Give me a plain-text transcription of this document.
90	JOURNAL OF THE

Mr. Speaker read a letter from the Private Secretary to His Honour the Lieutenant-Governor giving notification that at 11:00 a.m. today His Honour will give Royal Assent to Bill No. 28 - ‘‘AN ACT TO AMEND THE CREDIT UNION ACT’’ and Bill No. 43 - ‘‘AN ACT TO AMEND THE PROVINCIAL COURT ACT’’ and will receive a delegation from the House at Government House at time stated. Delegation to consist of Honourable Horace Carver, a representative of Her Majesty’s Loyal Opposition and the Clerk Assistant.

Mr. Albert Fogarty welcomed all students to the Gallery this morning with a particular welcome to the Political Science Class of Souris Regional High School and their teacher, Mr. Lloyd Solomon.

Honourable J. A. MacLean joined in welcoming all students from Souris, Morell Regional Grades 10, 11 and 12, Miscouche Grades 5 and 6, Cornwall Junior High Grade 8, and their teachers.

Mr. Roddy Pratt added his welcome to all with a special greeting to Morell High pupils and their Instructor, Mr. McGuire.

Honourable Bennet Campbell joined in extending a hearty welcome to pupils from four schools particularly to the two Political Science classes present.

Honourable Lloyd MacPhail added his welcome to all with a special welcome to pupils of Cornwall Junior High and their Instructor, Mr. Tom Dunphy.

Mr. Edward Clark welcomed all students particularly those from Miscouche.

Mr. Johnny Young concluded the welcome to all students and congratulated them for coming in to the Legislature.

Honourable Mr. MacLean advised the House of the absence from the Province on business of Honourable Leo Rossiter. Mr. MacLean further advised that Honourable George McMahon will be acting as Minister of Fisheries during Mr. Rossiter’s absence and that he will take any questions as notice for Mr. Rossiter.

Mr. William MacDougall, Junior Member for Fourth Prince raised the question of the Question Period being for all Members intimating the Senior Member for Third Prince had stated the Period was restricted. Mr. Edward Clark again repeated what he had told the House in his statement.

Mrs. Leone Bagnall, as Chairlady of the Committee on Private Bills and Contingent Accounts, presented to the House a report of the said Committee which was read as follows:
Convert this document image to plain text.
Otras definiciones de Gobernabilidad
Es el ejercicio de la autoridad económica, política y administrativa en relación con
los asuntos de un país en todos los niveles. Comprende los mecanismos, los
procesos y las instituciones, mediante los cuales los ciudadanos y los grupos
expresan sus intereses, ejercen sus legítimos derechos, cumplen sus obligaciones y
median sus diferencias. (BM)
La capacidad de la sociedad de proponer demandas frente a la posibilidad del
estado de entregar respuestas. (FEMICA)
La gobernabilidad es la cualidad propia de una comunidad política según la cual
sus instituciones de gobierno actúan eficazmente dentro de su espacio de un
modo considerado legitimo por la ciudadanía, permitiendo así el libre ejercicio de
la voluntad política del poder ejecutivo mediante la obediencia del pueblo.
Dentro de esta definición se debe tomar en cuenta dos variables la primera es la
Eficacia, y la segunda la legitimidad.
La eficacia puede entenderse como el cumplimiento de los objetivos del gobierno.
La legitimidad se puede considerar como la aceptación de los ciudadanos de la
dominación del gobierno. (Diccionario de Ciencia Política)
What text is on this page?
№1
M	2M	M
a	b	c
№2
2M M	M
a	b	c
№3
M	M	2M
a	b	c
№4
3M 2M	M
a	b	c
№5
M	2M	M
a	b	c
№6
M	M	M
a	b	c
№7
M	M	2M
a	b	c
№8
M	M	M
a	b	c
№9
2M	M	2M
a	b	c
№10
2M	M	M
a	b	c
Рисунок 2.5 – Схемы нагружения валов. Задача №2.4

### Aim
Output the complete data exactly as written.

### Solution for this problem
Give me a plain-text transcription of this document.
90	JOURNAL OF THE

Mr. Speaker read a letter from the Private Secretary to His Honour the Lieutenant-Governor giving notification that at 11:00 a.m. today His Honour will give Royal Assent to Bill No. 28 - ‘‘AN ACT TO AMEND THE CREDIT UNION ACT’’ and Bill No. 43 - ‘‘AN ACT TO AMEND THE PROVINCIAL COURT ACT’’ and will receive a delegation from the House at Government House at time stated. Delegation to consist of Honourable Horace Carver, a representative of Her Majesty’s Loyal Opposition and the Clerk Assistant.

Mr. Albert Fogarty welcomed all students to the Gallery this morning with a particular welcome to the Political Science Class of Souris Regional High School and their teacher, Mr. Lloyd Solomon.

Honourable J. A. MacLean joined in welcoming all students from Souris, Morell Regional Grades 10, 11 and 12, Miscouche Grades 5 and 6, Cornwall Junior High Grade 8, and their teachers.

Mr. Roddy Pratt added his welcome to all with a special greeting to Morell High pupils and their Instructor, Mr. McGuire.

Honourable Bennet Campbell joined in extending a hearty welcome to pupils from four schools particularly to the two Political Science classes present.

Honourable Lloyd MacPhail added his welcome to all with a special welcome to pupils of Cornwall Junior High and their Instructor, Mr. Tom Dunphy.

Mr. Edward Clark welcomed all students particularly those from Miscouche.

Mr. Johnny Young concluded the welcome to all students and congratulated them for coming in to the Legislature.

Honourable Mr. MacLean advised the House of the absence from the Province on business of Honourable Leo Rossiter. Mr. MacLean further advised that Honourable George McMahon will be acting as Minister of Fisheries during Mr. Rossiter’s absence and that he will take any questions as notice for Mr. Rossiter.

Mr. William MacDougall, Junior Member for Fourth Prince raised the question of the Question Period being for all Members intimating the Senior Member for Third Prince had stated the Period was restricted. Mr. Edward Clark again repeated what he had told the House in his statement.

Mrs. Leone Bagnall, as Chairlady of the Committee on Private Bills and Contingent Accounts, presented to the House a report of the said Committee which was read as follows:
Convert this document image to plain text.
Otras definiciones de Gobernabilidad
Es el ejercicio de la autoridad económica, política y administrativa en relación con
los asuntos de un país en todos los niveles. Comprende los mecanismos, los
procesos y las instituciones, mediante los cuales los ciudadanos y los grupos
expresan sus intereses, ejercen sus legítimos derechos, cumplen sus obligaciones y
median sus diferencias. (BM)
La capacidad de la sociedad de proponer demandas frente a la posibilidad del
estado de entregar respuestas. (FEMICA)
La gobernabilidad es la cualidad propia de una comunidad política según la cual
sus instituciones de gobierno actúan eficazmente dentro de su espacio de un
modo considerado legitimo por la ciudadanía, permitiendo así el libre ejercicio de
la voluntad política del poder ejecutivo mediante la obediencia del pueblo.
Dentro de esta definición se debe tomar en cuenta dos variables la primera es la
Eficacia, y la segunda la legitimidad.
La eficacia puede entenderse como el cumplimiento de los objetivos del gobierno.
La legitimidad se puede considerar como la aceptación de los ciudadanos de la
dominación del gobierno. (Diccionario de Ciencia Política)
What text is on this page?
№1
M	2M	M
a	b	c
№2
2M M	M
a	b	c
№3
M	M	2M
a	b	c
№4
3M 2M	M
a	b	c
№5
M	2M	M
a	b	c
№6
M	M	M
a	b	c
№7
M	M	2M
a	b	c
№8
M	M	M
a	b	c
№9
2M	M	2M
a	b	c
№10
2M	M	M
a	b	c
Рисунок 2.5 – Схемы нагружения валов. Задача №2.4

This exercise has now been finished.